## Task details
Copy out all lines carrying the word "viewBox".

## Data for this task
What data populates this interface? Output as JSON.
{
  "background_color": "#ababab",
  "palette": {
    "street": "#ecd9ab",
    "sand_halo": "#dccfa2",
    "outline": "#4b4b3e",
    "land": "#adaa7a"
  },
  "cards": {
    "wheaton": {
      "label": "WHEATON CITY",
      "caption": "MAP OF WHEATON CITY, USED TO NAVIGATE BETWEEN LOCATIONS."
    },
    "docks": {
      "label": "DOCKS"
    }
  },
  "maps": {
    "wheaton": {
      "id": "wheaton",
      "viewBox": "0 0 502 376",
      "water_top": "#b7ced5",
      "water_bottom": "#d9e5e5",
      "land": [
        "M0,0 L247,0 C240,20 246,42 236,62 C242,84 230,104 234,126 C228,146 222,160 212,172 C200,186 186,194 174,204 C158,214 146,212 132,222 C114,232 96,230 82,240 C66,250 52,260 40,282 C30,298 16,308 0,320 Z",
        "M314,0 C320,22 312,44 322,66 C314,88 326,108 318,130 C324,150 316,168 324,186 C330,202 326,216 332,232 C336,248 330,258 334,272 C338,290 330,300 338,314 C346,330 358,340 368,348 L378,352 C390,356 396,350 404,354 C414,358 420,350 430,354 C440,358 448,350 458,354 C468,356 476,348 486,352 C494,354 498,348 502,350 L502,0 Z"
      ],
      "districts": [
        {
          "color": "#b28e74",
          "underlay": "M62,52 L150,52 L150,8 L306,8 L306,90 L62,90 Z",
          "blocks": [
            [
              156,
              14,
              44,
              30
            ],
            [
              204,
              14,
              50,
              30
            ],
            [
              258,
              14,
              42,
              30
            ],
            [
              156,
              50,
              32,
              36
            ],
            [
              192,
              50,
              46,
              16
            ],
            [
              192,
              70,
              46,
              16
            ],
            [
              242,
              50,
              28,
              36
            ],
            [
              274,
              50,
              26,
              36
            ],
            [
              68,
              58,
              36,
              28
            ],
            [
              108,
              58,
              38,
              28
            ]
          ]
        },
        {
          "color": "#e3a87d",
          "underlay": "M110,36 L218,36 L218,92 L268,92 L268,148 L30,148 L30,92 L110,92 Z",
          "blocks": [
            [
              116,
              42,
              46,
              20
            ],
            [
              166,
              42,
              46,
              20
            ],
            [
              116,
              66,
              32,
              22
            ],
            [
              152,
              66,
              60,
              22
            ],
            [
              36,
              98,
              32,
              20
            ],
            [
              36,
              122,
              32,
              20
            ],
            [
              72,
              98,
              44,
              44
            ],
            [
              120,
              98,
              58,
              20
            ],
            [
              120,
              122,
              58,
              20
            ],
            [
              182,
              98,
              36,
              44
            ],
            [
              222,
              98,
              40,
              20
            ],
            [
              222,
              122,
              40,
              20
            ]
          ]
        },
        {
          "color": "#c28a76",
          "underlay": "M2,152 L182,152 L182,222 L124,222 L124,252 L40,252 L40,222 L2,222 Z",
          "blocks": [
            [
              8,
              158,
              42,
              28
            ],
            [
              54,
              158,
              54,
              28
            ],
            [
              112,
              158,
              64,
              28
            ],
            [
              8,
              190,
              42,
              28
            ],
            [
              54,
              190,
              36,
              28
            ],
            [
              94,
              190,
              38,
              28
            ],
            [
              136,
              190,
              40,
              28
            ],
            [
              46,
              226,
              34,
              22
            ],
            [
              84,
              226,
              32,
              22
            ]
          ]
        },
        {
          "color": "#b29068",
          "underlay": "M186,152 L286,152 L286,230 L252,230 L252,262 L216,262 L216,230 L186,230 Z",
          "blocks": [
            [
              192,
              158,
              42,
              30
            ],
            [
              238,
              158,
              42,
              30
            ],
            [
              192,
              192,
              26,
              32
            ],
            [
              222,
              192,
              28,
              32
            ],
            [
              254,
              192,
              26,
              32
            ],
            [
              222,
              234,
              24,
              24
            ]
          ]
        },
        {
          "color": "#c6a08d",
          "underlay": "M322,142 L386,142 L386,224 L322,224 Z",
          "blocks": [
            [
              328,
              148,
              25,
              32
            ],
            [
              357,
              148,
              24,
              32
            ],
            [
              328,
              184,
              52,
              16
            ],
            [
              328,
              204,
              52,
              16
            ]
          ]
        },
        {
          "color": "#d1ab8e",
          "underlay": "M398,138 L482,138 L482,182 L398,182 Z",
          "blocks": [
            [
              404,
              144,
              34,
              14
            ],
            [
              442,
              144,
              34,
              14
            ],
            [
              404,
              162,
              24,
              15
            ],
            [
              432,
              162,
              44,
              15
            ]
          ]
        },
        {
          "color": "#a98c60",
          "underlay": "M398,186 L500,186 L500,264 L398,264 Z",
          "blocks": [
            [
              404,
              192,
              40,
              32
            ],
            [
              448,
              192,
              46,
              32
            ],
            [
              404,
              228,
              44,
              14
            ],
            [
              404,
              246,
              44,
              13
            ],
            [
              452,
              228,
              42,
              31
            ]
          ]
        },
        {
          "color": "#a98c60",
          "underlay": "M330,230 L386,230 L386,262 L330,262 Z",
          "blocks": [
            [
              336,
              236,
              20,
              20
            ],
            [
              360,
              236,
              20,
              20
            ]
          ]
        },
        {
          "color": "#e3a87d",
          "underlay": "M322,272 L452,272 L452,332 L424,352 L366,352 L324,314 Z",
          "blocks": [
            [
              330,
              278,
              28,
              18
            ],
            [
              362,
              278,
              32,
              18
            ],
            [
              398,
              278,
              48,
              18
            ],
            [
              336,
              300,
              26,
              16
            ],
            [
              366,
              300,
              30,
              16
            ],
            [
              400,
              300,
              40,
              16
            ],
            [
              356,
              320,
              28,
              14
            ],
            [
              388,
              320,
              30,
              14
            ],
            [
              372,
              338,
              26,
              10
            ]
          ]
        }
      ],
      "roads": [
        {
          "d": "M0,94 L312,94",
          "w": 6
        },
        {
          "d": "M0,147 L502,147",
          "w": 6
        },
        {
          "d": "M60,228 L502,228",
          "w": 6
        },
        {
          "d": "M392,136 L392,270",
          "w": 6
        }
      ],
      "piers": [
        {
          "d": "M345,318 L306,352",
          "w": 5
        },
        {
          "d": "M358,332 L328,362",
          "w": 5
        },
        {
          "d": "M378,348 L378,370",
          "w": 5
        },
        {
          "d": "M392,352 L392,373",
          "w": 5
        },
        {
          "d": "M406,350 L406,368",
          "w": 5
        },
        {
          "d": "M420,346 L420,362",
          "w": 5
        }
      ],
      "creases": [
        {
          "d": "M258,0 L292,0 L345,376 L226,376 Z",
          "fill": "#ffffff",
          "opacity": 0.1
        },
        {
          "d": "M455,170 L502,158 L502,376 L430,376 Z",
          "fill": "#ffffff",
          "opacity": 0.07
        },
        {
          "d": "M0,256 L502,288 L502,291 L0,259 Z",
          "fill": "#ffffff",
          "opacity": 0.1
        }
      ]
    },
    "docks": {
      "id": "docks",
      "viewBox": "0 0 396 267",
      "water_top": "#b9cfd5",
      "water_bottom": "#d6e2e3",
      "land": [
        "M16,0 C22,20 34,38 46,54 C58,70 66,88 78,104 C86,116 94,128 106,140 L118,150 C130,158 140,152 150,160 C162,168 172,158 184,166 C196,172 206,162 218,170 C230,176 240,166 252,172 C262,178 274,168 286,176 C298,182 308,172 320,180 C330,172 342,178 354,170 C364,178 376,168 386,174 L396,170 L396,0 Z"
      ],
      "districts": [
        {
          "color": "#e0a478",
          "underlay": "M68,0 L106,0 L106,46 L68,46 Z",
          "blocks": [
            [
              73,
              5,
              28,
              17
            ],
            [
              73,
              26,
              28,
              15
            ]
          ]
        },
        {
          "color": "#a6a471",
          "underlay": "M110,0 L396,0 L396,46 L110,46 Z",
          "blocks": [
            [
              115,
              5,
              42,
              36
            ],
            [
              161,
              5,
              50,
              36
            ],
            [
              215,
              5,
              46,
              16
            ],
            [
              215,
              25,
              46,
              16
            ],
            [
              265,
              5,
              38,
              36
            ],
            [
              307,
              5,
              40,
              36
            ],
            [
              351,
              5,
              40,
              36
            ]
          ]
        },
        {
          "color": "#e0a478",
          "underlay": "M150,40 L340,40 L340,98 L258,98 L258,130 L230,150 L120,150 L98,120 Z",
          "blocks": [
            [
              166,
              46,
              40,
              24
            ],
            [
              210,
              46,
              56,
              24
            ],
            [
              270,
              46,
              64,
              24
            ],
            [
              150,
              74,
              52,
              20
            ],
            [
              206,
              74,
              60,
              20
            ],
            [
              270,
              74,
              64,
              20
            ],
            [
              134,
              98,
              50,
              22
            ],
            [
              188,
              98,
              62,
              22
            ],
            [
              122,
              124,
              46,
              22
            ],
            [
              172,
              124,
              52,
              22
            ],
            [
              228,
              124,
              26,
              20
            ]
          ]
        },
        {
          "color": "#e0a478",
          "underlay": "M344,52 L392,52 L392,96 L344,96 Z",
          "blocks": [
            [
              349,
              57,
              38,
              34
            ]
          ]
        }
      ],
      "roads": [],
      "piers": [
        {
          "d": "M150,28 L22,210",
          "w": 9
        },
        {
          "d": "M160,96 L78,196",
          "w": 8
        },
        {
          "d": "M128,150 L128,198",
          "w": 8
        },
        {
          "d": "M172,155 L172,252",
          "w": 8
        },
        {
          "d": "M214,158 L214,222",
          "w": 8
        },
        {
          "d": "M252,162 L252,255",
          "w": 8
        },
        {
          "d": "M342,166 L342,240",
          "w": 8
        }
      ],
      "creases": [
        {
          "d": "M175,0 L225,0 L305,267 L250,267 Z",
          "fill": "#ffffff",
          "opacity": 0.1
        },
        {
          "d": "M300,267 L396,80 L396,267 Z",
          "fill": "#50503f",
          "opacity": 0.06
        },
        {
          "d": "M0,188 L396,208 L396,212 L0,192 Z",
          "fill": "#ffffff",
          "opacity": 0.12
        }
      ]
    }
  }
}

## Result
      "viewBox": "0 0 502 376",
      "viewBox": "0 0 396 267",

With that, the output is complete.